*AIM:* Work out how many lines contain "label". Reply with the count alone.
Start of RECORD EXTRACTS
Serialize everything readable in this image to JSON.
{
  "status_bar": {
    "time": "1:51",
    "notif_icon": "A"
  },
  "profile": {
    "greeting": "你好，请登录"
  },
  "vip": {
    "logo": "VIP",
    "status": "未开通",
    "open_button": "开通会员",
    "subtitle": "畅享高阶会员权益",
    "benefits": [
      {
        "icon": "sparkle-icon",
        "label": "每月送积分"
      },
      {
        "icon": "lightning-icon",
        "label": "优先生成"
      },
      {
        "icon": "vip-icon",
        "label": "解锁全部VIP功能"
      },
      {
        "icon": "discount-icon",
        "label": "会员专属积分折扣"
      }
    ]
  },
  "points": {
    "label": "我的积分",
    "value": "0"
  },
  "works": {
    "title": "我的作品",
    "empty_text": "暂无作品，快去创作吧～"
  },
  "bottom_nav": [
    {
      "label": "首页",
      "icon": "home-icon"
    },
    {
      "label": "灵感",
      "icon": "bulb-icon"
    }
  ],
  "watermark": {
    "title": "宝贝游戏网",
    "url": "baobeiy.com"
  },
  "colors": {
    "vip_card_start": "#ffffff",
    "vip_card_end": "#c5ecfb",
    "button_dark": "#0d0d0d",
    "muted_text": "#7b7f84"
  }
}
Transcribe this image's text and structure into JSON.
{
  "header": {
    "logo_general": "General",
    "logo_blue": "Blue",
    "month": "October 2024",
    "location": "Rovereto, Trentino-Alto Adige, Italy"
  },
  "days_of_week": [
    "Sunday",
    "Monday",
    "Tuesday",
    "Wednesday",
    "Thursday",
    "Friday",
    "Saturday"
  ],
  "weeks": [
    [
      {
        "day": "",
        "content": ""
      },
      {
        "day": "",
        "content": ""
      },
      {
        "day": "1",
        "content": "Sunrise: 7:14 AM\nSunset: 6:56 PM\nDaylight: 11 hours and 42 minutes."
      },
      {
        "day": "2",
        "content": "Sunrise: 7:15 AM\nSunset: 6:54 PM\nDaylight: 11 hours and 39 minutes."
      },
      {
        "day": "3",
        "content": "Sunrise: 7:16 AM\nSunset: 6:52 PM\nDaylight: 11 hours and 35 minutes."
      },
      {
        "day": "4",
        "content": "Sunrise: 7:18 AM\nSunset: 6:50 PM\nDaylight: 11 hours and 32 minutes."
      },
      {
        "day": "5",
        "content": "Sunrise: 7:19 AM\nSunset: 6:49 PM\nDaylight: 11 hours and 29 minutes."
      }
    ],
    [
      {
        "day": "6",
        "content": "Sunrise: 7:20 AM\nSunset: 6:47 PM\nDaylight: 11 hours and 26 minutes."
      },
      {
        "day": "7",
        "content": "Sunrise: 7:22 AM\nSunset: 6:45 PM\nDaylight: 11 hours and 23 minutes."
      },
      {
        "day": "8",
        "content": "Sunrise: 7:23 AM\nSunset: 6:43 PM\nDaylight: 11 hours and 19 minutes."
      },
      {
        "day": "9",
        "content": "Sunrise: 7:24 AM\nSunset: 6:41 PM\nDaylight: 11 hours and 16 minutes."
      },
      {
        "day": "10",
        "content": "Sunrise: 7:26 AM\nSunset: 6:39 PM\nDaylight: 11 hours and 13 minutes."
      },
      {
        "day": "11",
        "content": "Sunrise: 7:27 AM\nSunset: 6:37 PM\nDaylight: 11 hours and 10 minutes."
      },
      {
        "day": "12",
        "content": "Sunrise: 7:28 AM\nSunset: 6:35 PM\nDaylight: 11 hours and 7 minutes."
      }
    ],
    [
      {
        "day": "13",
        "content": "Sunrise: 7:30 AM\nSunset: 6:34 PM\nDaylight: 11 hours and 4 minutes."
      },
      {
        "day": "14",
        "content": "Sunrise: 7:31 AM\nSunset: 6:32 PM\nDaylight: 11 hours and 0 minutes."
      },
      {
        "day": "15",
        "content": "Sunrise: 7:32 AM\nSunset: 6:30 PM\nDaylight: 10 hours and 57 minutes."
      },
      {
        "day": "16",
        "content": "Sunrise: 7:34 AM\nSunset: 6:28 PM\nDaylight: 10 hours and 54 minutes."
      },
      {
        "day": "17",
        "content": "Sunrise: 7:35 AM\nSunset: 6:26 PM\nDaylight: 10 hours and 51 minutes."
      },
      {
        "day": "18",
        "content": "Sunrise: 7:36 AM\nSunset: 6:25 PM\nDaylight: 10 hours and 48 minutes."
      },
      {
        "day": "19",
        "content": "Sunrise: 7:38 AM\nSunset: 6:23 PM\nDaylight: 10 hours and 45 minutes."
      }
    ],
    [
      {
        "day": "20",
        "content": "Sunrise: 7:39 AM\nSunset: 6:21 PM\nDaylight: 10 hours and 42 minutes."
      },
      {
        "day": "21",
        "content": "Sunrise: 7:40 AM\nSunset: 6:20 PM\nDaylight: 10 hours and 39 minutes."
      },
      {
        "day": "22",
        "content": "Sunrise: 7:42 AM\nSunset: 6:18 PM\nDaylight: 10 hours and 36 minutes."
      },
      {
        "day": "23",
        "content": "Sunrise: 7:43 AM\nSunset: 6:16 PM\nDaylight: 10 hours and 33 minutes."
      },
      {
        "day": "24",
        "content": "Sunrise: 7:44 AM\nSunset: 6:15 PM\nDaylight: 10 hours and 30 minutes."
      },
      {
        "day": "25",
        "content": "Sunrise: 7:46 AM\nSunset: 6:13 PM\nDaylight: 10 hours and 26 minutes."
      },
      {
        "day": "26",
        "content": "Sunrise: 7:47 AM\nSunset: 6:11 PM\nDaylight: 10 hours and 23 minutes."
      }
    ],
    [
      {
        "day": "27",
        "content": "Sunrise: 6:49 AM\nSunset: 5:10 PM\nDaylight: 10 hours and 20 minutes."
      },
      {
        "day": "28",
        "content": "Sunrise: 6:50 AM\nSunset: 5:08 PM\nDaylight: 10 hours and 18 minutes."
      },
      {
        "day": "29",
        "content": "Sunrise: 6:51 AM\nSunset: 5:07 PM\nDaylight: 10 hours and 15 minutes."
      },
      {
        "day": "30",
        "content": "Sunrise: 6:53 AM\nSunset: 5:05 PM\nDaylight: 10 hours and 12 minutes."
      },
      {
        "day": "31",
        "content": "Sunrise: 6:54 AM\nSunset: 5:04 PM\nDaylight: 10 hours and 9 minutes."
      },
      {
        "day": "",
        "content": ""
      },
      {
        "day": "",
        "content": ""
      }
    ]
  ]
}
End of RECORD EXTRACTS
*CORRECT ANSWER:* 7